DATA FOR PROCESSING »
****************************************

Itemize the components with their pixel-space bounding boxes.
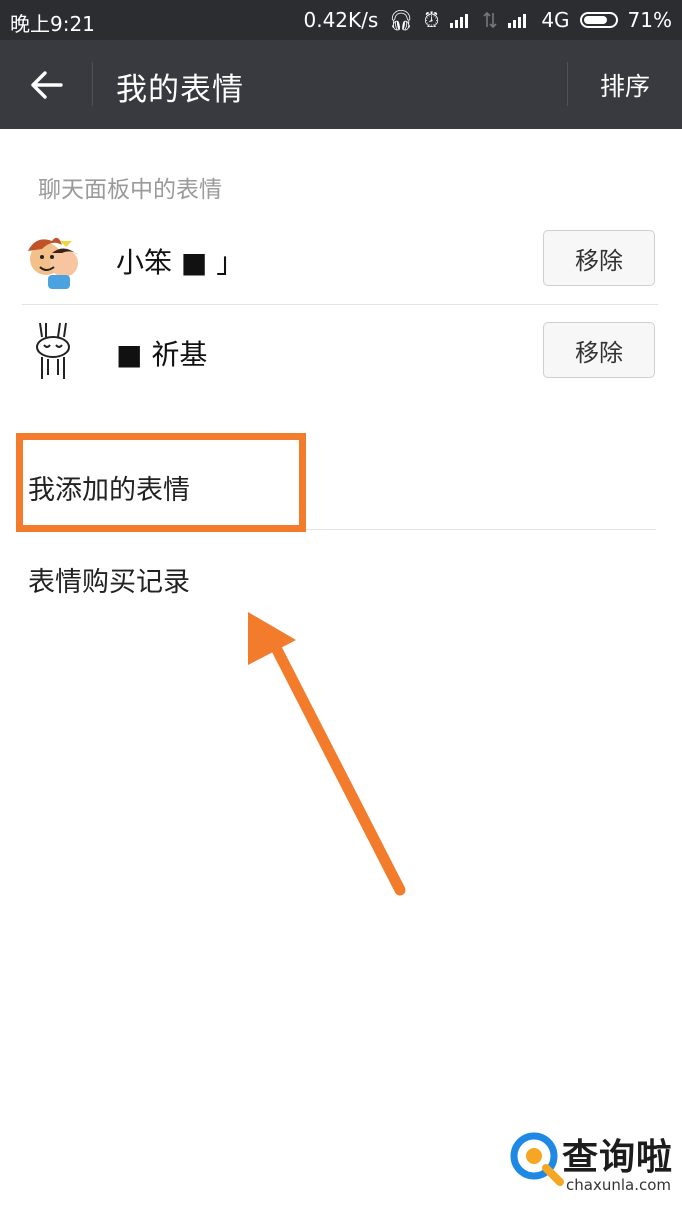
watermark: 查询啦 chaxunla.com <box>506 1128 676 1198</box>
watermark-domain: chaxunla.com <box>566 1176 671 1194</box>
annotation-arrow-icon <box>248 612 406 896</box>
magnifier-logo-icon <box>510 1132 564 1186</box>
watermark-name: 查询啦 <box>562 1137 674 1178</box>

****************************************

WORK REQUIRED »
Reproduce all of the material above word for word, omitting the pictures.

THE RESULT »
Itemize the components with their pixel-space bounding boxes.
watermark: 查询啦 chaxunla.com <box>506 1128 676 1198</box>
watermark-domain: chaxunla.com <box>566 1176 671 1194</box>
annotation-arrow-icon <box>248 612 406 896</box>
magnifier-logo-icon <box>510 1132 564 1186</box>
watermark-name: 查询啦 <box>562 1137 674 1178</box>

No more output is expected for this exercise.